Records about charts and figures
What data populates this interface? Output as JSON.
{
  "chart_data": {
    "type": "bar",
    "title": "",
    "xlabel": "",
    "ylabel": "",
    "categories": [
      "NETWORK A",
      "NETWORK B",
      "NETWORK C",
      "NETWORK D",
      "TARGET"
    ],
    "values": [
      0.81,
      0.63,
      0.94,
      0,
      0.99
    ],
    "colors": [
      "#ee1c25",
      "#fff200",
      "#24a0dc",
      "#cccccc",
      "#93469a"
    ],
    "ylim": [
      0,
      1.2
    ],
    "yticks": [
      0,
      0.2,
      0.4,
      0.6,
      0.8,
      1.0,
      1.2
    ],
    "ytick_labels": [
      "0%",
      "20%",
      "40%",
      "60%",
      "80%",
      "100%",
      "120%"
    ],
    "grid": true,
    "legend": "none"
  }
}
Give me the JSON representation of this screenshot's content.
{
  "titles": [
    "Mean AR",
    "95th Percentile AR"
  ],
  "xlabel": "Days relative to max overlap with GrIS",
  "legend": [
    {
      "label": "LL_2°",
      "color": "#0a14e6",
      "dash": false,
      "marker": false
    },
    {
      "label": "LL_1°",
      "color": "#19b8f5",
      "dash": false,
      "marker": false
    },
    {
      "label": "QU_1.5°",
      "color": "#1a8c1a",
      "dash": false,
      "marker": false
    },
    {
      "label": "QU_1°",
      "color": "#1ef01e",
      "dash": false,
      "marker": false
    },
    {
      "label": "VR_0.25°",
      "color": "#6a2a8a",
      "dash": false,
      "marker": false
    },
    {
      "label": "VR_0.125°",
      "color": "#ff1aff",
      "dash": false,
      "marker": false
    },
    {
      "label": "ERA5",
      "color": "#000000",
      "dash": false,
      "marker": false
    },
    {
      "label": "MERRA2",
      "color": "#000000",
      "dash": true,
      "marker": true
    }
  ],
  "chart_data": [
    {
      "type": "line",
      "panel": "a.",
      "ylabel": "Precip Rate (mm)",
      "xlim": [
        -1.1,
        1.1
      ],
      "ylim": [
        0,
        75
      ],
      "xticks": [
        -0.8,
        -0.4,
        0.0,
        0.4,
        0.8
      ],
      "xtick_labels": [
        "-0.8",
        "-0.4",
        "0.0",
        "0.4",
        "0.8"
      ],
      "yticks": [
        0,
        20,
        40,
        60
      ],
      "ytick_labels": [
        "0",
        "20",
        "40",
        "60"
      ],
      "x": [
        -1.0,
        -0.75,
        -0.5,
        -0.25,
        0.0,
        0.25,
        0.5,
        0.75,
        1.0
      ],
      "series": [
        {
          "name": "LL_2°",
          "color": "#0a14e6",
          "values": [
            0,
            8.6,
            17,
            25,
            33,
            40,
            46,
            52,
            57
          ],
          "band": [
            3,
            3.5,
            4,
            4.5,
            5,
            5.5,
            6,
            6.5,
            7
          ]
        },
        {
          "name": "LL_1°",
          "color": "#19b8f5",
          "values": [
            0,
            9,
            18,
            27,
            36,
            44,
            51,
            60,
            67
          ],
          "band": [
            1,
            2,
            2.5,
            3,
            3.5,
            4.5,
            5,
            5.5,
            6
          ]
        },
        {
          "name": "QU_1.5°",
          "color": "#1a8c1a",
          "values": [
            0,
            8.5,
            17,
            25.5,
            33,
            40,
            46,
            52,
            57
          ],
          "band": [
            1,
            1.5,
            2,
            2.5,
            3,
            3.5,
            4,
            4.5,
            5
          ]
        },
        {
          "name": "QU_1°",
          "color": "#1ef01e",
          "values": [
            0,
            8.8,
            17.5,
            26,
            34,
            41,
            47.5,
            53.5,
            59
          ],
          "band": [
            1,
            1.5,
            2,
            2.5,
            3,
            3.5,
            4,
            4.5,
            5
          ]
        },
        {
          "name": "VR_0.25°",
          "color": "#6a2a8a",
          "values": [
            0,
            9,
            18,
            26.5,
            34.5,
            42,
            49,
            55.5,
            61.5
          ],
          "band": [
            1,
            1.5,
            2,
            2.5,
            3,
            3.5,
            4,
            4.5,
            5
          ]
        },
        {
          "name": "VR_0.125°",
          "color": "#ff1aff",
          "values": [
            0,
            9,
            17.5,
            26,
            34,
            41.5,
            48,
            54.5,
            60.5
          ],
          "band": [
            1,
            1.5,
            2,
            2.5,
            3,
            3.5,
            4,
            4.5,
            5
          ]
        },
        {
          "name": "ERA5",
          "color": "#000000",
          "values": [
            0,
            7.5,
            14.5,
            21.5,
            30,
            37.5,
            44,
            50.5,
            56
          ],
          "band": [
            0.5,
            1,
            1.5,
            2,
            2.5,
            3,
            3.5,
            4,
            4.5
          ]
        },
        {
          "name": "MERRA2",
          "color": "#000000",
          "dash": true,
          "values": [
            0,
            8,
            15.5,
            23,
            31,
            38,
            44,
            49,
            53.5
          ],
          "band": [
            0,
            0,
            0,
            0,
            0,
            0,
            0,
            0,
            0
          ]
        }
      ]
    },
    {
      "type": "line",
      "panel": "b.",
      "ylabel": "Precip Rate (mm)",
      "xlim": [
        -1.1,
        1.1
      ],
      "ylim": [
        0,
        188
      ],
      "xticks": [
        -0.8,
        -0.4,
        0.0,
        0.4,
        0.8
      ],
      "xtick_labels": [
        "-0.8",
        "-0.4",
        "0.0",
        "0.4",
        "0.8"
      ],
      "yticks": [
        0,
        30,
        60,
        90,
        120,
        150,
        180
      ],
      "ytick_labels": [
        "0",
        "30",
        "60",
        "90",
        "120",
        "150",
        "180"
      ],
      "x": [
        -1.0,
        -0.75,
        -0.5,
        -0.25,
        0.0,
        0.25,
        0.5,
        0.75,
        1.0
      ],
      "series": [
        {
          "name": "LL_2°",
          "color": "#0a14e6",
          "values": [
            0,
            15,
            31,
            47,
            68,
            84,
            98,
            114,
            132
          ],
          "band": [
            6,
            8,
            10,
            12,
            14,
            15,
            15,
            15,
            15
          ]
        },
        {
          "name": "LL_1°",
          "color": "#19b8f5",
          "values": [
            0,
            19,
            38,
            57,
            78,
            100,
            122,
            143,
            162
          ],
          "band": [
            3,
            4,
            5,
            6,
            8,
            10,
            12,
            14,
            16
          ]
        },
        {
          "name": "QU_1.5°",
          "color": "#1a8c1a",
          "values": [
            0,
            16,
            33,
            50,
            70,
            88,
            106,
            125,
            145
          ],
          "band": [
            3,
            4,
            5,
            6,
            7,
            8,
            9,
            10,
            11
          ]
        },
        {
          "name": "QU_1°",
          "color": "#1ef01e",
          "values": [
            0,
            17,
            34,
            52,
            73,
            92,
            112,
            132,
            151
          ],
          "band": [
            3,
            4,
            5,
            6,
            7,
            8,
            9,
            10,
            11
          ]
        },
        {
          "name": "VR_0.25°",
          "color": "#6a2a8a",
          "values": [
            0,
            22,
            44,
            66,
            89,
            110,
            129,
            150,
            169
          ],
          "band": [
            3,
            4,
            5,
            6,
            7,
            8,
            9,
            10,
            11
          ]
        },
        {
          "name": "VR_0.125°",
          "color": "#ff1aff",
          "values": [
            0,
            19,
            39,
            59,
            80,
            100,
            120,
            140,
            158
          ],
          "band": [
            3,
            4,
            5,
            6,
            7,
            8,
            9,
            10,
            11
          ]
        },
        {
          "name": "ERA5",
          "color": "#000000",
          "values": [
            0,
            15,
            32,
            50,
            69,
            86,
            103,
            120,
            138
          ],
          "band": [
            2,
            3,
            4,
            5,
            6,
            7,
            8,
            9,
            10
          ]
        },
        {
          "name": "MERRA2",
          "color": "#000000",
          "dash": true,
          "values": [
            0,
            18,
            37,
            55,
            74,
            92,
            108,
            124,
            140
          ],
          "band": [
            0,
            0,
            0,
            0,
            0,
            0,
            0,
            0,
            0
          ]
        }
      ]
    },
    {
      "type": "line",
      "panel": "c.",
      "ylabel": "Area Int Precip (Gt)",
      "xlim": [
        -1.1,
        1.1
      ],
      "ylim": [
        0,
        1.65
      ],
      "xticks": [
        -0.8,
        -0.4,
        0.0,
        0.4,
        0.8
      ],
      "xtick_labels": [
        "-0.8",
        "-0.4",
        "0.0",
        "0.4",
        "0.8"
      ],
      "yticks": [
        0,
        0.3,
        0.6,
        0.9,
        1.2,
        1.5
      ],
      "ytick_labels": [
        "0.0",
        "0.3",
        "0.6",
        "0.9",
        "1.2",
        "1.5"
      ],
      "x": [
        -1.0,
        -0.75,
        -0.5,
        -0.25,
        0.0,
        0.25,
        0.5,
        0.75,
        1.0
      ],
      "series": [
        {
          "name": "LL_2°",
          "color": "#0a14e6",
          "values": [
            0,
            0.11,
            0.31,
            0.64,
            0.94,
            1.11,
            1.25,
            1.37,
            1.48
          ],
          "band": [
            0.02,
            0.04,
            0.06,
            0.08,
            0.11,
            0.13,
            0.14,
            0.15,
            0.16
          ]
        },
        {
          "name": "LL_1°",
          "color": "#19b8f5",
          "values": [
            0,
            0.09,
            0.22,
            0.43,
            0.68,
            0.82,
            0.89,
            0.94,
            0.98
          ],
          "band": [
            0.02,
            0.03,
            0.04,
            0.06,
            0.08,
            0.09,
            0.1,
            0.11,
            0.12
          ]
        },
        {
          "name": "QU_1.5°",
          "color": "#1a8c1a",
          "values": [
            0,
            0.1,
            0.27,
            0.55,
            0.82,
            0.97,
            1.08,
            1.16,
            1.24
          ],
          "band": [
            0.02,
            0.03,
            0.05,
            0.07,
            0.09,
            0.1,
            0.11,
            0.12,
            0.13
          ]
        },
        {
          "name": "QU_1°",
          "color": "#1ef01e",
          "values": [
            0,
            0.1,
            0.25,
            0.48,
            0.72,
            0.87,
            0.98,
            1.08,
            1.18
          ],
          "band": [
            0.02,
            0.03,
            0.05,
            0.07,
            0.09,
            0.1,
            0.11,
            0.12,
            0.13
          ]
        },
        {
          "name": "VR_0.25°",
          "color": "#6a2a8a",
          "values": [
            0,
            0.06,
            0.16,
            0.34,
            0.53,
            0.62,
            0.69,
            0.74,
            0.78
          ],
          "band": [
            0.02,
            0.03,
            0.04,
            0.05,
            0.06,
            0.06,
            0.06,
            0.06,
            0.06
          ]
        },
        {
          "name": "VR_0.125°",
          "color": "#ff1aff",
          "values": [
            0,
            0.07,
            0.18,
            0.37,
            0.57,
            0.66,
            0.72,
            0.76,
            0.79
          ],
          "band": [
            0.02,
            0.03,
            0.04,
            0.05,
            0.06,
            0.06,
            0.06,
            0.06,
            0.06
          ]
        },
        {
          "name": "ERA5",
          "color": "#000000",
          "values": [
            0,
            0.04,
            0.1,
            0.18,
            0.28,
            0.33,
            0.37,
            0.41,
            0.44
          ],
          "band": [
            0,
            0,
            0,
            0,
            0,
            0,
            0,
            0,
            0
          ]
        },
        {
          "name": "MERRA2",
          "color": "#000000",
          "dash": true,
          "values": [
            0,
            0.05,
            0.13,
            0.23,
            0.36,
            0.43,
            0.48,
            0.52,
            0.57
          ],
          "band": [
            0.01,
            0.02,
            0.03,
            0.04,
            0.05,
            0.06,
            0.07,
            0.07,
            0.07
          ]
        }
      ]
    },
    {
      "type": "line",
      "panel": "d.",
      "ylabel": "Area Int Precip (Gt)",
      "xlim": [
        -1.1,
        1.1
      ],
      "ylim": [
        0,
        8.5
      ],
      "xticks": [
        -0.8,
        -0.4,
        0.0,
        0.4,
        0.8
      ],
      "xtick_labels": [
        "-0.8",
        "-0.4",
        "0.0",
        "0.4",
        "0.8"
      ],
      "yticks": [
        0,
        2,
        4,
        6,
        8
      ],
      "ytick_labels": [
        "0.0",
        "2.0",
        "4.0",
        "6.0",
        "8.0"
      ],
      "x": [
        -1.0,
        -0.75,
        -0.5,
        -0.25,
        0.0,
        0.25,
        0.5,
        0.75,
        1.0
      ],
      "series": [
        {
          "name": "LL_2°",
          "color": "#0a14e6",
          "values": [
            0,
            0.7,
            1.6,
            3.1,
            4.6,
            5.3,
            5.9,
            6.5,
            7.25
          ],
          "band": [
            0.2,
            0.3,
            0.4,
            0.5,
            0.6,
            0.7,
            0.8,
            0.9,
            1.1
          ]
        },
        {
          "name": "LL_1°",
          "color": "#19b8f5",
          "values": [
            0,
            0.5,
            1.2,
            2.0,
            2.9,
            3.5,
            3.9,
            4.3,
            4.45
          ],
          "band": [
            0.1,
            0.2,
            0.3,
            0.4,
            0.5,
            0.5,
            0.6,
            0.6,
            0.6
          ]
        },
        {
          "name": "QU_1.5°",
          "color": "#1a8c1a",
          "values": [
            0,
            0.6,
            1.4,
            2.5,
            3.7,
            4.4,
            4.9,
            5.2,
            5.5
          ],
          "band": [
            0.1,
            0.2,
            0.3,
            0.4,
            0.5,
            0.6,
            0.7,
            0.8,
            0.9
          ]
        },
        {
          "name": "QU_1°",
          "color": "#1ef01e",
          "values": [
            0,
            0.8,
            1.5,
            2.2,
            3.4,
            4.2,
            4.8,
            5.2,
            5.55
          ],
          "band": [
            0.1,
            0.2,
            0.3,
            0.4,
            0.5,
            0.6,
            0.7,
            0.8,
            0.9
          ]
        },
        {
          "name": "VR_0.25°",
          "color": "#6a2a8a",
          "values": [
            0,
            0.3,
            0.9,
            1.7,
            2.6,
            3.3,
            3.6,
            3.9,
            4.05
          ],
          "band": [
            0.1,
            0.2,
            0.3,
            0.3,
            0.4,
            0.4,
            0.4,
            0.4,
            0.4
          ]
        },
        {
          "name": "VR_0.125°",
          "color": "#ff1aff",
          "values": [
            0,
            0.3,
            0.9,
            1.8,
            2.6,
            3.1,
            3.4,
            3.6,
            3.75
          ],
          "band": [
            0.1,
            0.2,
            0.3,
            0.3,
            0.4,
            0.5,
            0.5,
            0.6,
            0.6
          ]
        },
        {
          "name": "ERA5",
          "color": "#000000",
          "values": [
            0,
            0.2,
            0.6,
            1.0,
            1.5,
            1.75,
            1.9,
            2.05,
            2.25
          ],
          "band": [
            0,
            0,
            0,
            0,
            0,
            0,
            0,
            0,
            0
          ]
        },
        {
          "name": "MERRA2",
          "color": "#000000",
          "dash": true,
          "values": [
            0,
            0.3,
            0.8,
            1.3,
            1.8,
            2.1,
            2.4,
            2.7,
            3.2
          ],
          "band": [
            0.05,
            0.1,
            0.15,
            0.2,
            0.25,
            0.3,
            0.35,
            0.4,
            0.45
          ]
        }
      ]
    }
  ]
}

▶ _Problem to work on_
Return each line that includes "xlabel".

▶ _Solution for this problem_
    "xlabel": "",
  "xlabel": "Days relative to max overlap with GrIS",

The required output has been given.